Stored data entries
========================================
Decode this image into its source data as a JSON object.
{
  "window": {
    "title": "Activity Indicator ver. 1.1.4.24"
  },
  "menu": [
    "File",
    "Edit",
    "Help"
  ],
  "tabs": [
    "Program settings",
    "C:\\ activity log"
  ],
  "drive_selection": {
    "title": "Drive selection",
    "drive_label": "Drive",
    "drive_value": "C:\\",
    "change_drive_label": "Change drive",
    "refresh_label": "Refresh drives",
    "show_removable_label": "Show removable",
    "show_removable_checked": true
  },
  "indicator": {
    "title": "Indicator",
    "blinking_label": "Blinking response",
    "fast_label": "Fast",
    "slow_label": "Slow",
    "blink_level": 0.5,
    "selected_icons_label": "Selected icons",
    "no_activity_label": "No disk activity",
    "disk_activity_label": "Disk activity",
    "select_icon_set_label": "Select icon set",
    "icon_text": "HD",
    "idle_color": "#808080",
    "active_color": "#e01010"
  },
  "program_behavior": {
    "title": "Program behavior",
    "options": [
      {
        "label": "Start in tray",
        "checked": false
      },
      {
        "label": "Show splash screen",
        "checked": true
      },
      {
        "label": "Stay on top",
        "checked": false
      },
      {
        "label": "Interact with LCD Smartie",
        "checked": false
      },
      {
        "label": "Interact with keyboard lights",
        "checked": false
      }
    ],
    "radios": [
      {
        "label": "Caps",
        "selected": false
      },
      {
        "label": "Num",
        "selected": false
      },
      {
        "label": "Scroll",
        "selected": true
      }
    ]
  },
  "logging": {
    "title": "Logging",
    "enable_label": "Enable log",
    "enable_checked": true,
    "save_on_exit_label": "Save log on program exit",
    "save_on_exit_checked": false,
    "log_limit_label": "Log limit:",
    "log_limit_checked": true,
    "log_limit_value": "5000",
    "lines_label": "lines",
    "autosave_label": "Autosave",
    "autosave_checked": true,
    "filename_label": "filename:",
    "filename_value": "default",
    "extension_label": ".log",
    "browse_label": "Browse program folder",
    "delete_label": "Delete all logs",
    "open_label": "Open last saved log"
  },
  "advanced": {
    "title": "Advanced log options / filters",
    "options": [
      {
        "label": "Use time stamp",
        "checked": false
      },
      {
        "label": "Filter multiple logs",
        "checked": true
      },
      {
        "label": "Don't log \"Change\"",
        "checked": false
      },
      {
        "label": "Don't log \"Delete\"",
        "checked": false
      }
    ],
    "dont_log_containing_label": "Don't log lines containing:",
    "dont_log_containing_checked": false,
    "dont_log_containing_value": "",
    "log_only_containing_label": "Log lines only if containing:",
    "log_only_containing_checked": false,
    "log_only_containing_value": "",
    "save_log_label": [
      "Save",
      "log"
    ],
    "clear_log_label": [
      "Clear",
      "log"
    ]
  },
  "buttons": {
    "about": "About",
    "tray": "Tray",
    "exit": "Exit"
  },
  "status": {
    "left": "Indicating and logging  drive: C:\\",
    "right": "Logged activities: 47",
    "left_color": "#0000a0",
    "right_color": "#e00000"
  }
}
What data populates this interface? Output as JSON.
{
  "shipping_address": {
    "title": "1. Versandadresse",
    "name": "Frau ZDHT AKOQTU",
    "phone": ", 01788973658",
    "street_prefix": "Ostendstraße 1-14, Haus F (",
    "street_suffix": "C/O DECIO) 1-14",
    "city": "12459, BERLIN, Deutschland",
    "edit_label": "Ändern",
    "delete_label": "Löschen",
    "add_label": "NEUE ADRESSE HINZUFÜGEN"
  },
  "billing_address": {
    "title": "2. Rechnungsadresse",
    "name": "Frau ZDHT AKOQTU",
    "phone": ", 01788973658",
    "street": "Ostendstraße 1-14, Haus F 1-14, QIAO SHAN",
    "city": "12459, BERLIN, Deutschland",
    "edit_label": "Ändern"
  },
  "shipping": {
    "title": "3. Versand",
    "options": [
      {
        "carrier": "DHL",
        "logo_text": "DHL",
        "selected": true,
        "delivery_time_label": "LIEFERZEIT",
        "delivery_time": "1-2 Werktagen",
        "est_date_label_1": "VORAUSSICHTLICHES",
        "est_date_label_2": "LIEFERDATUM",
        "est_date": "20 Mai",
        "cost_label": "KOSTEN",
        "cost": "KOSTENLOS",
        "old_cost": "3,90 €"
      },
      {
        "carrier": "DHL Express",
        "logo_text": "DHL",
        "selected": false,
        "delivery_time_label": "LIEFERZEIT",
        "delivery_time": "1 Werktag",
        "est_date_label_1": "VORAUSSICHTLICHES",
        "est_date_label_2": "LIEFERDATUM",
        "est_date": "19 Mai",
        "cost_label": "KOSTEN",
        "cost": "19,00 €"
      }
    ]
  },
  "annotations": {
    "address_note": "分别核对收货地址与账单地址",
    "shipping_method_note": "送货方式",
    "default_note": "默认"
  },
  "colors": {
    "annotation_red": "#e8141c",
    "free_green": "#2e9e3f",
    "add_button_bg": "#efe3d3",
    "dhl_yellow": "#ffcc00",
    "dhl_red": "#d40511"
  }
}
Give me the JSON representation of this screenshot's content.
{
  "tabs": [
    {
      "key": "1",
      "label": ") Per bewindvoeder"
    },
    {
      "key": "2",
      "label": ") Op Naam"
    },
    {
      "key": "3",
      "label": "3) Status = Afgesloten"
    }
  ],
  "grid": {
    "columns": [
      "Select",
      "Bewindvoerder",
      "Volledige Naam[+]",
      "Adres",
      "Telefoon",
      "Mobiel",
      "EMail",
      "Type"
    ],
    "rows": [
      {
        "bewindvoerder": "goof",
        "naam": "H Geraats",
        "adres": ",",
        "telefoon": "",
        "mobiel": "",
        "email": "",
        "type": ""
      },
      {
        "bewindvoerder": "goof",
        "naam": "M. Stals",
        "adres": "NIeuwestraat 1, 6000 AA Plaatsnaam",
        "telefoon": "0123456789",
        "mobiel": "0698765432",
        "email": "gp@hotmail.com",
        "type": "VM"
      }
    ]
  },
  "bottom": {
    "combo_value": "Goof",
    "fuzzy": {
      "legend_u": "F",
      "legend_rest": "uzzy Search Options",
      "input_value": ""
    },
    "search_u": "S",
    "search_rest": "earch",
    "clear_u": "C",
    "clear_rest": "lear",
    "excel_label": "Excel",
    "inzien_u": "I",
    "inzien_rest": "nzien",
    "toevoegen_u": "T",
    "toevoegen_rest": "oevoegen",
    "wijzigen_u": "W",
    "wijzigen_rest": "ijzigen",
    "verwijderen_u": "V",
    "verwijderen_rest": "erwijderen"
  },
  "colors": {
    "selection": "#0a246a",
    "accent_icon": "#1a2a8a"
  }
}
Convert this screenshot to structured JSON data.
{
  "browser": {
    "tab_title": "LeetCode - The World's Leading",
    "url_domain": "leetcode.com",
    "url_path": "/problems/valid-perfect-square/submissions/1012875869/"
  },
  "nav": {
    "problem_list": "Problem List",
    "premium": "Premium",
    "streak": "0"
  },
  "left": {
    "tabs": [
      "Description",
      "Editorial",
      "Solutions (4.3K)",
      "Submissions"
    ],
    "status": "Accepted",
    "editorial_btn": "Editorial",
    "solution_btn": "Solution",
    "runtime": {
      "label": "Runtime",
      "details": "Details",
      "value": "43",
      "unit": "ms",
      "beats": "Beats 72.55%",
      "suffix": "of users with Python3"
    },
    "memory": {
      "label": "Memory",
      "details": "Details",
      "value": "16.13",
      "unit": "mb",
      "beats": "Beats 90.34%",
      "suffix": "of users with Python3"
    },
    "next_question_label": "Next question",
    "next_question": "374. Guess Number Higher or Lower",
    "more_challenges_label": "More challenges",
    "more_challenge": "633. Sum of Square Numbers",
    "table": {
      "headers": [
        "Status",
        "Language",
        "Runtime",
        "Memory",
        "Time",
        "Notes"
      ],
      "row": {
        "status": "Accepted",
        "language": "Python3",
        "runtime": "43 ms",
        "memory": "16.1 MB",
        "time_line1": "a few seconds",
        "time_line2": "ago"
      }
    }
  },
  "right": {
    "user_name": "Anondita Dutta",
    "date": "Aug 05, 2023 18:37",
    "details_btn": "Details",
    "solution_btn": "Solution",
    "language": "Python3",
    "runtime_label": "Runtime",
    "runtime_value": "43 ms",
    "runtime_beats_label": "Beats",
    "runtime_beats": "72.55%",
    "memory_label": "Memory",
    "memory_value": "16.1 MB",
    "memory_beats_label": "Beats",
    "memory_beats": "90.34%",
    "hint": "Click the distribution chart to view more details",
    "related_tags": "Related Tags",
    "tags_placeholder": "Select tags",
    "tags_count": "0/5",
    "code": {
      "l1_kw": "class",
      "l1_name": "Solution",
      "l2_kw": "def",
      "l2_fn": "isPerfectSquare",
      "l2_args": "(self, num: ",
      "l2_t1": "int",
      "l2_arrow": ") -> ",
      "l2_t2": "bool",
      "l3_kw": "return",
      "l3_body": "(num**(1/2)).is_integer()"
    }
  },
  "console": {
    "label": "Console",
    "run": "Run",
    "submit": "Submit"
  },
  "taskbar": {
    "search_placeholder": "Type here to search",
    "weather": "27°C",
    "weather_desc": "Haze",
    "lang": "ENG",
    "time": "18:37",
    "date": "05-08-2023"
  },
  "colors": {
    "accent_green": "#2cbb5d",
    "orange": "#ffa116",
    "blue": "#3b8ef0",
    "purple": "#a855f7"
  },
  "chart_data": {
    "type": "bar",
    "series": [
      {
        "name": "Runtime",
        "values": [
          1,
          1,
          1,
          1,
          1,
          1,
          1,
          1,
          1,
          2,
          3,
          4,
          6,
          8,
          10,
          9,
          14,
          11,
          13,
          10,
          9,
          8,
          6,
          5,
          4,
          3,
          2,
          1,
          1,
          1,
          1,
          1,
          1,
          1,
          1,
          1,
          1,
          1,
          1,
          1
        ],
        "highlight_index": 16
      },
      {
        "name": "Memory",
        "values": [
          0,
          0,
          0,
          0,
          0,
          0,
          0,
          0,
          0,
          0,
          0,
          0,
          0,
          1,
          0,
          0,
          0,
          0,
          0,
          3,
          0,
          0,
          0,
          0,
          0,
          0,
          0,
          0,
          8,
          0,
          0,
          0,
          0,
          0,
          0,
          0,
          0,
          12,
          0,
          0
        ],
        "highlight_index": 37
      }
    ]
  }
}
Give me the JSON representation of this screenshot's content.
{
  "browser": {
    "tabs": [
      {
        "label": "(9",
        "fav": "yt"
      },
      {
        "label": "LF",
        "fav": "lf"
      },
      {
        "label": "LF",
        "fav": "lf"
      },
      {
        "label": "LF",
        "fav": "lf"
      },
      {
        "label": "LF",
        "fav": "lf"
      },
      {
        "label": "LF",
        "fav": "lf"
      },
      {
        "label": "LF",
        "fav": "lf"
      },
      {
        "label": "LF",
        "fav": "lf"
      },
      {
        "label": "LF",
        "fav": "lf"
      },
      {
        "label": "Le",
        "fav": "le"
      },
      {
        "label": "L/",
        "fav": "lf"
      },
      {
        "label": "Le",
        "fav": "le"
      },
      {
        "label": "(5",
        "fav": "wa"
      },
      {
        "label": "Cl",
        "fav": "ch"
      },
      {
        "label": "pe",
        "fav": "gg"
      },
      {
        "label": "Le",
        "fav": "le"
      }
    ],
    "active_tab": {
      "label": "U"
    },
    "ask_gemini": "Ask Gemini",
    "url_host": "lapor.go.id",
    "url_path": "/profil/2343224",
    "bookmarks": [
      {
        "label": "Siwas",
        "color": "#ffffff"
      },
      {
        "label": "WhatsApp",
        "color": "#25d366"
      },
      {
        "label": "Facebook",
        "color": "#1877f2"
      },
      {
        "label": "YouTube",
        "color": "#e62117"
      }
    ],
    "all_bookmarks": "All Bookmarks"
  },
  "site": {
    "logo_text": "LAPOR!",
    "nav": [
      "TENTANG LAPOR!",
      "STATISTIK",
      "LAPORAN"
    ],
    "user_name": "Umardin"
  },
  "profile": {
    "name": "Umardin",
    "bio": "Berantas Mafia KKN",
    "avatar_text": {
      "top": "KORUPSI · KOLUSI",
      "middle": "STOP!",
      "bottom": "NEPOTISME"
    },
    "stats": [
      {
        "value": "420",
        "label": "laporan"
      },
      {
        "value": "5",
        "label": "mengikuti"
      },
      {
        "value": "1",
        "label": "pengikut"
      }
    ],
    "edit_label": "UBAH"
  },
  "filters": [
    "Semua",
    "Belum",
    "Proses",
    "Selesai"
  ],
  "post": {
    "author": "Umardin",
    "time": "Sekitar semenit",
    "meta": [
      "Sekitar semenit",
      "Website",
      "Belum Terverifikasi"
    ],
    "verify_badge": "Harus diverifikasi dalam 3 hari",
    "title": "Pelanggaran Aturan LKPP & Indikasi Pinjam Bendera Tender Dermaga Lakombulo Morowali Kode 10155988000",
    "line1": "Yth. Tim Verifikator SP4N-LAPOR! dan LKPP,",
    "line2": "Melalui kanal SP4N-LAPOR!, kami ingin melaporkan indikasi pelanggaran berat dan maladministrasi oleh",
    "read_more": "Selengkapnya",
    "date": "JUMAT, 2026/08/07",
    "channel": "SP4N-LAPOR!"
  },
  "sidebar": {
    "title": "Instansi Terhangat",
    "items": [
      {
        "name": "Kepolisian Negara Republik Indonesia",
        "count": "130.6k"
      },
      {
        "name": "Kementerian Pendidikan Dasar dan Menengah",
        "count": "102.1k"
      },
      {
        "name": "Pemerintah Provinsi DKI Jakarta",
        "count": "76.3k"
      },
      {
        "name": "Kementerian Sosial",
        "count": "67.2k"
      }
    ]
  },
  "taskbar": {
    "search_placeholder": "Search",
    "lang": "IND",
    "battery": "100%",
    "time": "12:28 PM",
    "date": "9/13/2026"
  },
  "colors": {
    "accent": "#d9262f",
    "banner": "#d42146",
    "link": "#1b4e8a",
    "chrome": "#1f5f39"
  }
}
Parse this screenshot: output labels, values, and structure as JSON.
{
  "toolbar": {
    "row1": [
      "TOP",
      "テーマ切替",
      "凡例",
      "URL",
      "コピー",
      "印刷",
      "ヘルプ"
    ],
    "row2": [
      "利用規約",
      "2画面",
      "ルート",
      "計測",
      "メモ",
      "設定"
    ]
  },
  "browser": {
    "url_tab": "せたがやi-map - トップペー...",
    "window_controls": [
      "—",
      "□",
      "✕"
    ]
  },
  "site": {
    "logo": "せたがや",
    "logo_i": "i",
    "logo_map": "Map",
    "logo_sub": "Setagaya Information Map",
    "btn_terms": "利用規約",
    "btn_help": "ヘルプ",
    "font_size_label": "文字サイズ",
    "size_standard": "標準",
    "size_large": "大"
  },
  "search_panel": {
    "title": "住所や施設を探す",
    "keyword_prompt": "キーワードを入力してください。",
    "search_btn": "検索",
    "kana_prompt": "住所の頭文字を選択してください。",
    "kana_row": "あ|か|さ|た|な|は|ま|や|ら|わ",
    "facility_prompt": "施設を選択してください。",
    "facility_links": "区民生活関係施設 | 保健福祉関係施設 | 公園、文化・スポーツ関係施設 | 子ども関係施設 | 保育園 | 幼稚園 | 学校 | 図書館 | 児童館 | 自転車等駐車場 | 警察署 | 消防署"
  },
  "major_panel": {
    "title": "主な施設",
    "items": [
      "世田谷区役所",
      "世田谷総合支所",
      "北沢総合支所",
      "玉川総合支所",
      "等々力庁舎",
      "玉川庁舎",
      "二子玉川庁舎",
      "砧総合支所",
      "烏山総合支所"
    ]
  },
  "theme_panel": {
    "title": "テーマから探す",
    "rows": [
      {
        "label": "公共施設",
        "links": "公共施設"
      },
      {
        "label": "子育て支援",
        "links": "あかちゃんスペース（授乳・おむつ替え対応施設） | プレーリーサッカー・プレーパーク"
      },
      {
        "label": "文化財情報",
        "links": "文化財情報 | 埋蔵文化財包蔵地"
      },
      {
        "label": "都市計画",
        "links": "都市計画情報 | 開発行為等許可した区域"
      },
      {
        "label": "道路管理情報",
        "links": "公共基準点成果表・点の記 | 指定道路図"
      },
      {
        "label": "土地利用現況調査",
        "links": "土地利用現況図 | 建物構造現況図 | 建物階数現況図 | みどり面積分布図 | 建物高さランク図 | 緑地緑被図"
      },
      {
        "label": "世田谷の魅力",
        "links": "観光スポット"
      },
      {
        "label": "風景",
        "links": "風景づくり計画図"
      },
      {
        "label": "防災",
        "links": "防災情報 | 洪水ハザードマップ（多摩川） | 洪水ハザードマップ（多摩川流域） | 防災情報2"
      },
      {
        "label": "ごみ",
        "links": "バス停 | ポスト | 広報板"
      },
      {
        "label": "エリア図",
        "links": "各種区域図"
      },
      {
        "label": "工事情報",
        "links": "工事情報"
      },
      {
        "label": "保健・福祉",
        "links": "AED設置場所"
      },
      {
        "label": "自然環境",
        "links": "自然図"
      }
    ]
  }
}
========================================
• TASK STATEMENT:
Find "Sekitar". Copy every line it occurs in.

• REPLY:
    "time": "Sekitar semenit",
      "Sekitar semenit",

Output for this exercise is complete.